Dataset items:
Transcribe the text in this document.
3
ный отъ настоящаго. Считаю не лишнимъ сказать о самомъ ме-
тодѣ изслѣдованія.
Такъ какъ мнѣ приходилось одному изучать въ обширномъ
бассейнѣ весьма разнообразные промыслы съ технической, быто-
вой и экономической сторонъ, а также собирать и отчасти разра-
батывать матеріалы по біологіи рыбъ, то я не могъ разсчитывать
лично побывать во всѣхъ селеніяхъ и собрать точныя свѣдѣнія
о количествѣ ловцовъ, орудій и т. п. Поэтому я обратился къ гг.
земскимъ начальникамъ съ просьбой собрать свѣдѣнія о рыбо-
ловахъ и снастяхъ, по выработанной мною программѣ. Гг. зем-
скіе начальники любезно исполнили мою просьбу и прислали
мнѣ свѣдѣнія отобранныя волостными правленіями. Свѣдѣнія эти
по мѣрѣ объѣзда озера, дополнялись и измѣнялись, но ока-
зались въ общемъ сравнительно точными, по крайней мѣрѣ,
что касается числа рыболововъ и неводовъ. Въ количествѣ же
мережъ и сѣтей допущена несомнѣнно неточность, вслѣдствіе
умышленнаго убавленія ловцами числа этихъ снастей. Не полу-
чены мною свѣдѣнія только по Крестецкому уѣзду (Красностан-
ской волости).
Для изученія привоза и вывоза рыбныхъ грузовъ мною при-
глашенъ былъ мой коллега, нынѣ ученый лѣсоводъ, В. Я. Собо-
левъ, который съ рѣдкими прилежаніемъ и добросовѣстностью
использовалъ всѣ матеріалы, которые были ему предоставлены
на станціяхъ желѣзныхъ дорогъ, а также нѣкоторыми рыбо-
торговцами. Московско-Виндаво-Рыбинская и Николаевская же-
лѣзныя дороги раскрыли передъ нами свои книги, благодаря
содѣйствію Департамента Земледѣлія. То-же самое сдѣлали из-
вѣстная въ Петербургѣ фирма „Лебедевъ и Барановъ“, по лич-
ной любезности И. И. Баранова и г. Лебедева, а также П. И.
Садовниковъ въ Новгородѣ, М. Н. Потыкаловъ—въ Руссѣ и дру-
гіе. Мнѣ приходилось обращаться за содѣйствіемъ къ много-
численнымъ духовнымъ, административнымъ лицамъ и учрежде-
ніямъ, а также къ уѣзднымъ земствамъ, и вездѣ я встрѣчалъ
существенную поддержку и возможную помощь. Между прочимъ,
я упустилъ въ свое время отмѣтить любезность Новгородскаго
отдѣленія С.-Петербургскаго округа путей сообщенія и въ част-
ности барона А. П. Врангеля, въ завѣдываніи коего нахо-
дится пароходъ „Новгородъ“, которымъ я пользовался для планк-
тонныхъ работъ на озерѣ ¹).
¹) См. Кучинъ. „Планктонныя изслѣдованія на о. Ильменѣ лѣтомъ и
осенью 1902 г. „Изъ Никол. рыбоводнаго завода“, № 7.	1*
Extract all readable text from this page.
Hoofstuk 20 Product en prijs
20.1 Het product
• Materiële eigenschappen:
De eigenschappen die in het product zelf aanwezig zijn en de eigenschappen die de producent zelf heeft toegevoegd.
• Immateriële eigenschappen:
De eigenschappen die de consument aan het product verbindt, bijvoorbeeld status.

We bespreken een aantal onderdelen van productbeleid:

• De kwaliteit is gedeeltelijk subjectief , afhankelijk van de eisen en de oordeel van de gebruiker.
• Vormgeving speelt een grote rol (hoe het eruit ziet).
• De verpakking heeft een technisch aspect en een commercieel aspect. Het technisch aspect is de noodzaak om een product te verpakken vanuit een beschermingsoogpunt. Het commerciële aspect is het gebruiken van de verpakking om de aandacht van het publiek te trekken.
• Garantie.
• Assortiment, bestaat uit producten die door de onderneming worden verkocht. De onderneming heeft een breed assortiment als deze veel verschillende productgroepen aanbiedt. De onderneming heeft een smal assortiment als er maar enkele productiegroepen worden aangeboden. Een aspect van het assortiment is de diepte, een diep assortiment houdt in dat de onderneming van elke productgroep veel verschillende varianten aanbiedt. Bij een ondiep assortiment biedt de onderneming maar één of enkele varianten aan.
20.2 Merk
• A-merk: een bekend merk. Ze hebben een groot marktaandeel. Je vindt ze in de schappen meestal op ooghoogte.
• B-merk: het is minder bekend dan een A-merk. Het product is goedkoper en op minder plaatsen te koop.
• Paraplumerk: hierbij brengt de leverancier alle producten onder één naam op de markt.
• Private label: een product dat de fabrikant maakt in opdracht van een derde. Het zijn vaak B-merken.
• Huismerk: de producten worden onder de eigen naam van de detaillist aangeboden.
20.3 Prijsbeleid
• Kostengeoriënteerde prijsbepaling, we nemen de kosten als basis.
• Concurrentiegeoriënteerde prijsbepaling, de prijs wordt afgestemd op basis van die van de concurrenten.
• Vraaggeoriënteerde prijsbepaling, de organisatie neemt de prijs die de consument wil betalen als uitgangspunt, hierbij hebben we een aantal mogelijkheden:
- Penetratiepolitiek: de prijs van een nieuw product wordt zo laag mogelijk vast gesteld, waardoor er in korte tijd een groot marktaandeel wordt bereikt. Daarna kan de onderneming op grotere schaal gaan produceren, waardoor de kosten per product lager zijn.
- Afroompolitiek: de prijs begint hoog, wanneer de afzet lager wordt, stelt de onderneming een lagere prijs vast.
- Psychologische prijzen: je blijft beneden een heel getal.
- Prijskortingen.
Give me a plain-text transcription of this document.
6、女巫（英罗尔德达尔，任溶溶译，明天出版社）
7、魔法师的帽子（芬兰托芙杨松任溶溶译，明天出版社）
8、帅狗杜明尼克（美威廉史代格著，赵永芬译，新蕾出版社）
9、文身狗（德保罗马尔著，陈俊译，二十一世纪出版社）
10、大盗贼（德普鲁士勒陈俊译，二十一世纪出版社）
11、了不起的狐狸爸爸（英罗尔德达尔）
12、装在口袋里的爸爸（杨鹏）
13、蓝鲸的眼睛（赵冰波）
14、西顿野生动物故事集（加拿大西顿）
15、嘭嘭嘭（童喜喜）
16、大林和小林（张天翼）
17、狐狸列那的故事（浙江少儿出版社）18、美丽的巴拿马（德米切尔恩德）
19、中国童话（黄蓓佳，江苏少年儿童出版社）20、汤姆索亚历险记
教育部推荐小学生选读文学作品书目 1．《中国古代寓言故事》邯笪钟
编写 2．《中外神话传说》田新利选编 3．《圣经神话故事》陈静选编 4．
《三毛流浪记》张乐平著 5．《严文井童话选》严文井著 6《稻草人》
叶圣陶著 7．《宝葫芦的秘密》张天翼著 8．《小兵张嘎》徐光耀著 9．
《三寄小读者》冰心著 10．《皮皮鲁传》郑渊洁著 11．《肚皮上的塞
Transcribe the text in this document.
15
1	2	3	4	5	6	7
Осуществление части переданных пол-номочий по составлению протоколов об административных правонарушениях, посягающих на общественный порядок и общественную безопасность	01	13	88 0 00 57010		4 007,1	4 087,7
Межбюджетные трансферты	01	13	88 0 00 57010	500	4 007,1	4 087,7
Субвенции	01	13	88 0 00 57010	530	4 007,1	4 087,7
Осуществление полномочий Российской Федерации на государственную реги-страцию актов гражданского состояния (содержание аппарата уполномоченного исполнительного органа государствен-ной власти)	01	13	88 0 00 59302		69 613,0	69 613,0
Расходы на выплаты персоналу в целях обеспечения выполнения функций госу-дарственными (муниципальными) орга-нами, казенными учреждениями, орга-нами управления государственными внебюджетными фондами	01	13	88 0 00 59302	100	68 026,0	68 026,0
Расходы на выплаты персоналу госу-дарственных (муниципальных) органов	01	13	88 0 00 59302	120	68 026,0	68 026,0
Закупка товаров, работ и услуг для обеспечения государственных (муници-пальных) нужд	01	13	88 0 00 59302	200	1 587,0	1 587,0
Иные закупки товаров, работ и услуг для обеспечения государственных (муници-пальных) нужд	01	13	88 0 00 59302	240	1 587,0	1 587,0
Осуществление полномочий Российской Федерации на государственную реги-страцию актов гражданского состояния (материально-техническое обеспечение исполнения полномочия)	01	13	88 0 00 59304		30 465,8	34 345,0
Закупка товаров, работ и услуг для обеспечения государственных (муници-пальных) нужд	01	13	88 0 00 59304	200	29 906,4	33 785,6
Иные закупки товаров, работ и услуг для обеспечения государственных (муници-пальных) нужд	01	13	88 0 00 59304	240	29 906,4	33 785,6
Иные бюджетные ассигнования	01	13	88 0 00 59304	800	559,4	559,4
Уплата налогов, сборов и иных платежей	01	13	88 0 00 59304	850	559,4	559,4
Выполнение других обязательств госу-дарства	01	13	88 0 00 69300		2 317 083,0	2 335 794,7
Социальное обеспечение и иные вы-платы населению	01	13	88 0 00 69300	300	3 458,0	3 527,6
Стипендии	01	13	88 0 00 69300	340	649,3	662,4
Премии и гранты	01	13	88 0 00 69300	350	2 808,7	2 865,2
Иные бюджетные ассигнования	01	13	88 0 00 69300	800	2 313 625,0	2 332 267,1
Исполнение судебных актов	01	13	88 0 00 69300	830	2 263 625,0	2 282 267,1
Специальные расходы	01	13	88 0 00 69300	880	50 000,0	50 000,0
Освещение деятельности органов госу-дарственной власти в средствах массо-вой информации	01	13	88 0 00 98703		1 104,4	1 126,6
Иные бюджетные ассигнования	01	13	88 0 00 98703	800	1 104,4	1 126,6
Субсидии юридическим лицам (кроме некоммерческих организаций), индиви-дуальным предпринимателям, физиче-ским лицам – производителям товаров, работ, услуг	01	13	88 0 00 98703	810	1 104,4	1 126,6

▶ **EXERCISE**
Which lines hold the word "Закупка"? Copy each of them from the records.

▶ **COMPLETE ANSWER**
Закупка товаров, работ и услуг для обеспечения государственных (муници-пальных) нужд	01	13	88 0 00 59302	200	1 587,0	1 587,0
Закупка товаров, работ и услуг для обеспечения государственных (муници-пальных) нужд	01	13	88 0 00 59304	200	29 906,4	33 785,6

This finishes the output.